UNTERSUCHTER TEXT:
..........
Künstliche Intelligenz in der Personalrekrutierung

Die Suche nach diesen menschlichen Bewerbern bereitet Unternehmensverantwortlichen jedoch Kopfzerbrechen. So erfolgt die Auswahl in vielen Betrieben per Künstlicher Intelligenz (KI), der erste Kontakt wird oft per Chatbots aufgenommen, die Sprache verstehen und selbstständig antworten.

Mit einer Scoring-KI können bestimmte Keywords gesucht und Bewerber automatisch bewertet werden. Diese KI vergleicht ihre Ergebnisse für die verschiedenen Bewerbungen miteinander und nimmt die Einstufung in die verschiedenen Vorauswahl-Kategorien vor. Das Einsortieren in Stufe A, B oder C etwa entscheidet, wer zu einem Gespräch mit dem Personalchef eingeladen wird.

Dies ist nicht ohne Risiken. Werden durch ungeprüfte Trainingsdaten der KI die falschen Suchbegriffe vorgegeben, kann die Bewerberauswahl zur Altersdiskriminierung führen, wenn etwa nur junge Kandidaten gesucht werden.

Brandgefährlich ist auch die Möglichkeit, dass die KI vollkommen verbummelt, wie mit Bewerbungen schwerbehinderter Menschen umgegangen werden muss. Erkennt die KI nicht, dass ein Bewerber oder eine Bewerberin eine Schwerbehinderteneigenschaft mitbringt, wird diese Person womöglich nicht zu einem Vorstellungsgespräch eingeladen obwohl Sie die Person hätten einladen müssen!

Torsten Klose, Rechtsanwalt aus München

Die Rolle von Persönlichkeitstests in Unternehmen

Mit psychologischen Tests hoffen Unternehmen, den menschlichen Faktor zu berücksichtigen, um den besten Kandidaten zu finden. 75 Prozent der Firmen im deutschsprachigen Raum setzen bei Personalauswahl und Personalentwicklung auf Persönlichkeitstests, meldet das Handelsblatt.
..........
AUSGANGSDATEN:
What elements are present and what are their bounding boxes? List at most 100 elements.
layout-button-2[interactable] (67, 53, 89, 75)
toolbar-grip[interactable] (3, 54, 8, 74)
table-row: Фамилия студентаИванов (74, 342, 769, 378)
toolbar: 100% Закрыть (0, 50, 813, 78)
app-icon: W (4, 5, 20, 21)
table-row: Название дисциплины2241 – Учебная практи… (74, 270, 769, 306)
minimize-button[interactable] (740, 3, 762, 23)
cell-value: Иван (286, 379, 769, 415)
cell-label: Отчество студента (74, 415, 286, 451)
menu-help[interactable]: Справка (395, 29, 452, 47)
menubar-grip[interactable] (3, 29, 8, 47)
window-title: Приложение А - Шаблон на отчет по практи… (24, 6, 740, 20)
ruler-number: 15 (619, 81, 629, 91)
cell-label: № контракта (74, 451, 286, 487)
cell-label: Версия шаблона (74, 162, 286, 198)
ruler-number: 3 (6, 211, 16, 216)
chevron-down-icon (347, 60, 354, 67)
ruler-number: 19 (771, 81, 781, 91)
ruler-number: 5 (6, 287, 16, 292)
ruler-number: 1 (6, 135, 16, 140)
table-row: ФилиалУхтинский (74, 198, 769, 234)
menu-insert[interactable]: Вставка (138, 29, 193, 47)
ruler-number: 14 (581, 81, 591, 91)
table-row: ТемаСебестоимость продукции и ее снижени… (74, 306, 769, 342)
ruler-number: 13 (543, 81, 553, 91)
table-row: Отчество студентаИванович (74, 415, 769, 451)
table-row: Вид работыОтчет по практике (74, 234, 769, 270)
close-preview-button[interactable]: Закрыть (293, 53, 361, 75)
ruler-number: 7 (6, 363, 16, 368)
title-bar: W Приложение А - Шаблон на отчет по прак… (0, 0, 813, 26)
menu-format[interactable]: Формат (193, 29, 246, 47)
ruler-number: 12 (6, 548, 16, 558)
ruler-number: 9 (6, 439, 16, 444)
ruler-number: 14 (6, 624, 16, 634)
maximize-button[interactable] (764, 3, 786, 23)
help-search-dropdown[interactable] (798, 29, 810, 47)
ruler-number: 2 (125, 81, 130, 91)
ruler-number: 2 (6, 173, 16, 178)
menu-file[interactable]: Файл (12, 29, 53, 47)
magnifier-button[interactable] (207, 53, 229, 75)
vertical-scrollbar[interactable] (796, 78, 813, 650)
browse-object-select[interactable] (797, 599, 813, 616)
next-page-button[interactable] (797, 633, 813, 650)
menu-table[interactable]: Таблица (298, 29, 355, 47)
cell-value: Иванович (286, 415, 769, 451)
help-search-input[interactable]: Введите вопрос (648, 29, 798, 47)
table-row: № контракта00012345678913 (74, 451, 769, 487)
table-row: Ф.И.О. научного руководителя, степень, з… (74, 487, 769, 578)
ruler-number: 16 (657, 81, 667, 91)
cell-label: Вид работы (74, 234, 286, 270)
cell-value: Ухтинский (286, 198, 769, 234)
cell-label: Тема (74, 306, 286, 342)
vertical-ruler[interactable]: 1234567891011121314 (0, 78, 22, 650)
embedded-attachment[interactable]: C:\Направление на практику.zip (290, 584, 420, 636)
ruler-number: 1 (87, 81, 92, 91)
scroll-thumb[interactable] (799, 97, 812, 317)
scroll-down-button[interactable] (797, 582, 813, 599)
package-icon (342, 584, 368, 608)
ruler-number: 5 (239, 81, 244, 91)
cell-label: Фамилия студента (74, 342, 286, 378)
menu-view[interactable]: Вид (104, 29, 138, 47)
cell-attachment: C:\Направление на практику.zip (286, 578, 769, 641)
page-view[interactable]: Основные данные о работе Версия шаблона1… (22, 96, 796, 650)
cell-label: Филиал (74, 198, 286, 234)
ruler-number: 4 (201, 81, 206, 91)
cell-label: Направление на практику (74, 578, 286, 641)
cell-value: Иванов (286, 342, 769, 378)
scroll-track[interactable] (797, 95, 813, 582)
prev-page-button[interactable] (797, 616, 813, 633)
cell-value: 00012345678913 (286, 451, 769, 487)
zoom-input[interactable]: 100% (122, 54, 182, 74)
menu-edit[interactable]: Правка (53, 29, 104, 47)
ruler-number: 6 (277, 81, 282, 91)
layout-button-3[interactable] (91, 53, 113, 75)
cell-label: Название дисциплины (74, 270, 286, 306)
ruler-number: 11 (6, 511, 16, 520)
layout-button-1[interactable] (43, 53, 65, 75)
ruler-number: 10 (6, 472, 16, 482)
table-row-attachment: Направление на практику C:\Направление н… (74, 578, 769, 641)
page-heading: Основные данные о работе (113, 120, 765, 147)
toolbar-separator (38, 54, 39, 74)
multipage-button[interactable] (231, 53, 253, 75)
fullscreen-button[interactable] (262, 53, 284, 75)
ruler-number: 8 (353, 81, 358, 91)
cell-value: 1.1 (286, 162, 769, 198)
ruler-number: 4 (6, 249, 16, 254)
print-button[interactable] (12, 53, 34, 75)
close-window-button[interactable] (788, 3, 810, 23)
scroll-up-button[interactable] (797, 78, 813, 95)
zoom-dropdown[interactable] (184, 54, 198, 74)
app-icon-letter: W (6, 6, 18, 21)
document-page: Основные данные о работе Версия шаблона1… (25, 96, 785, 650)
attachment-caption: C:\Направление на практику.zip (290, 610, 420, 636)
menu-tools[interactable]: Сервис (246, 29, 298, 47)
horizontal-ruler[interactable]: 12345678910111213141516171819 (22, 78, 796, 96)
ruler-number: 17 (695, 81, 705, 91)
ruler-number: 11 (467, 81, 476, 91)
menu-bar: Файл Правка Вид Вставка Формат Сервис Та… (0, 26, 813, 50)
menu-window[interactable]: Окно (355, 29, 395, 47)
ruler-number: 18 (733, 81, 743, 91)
..........
AUFGABENSTELLUNG: Schreibe aus dem Text über KI in der Personalrekrutierung alles von "Künstliche Intelligenz in" bis hinunter zu "und selbstständig antworten." erneut ab. Benenne dabei "Chatbots" in "Sprachassistenten" um.

LÖSUNG:
Künstliche Intelligenz in der Personalrekrutierung

Die Suche nach diesen menschlichen Bewerbern bereitet Unternehmensverantwortlichen jedoch Kopfzerbrechen. So erfolgt die Auswahl in vielen Betrieben per Künstlicher Intelligenz (KI), der erste Kontakt wird oft per Sprachassistenten aufgenommen, die Sprache verstehen und selbstständig antworten.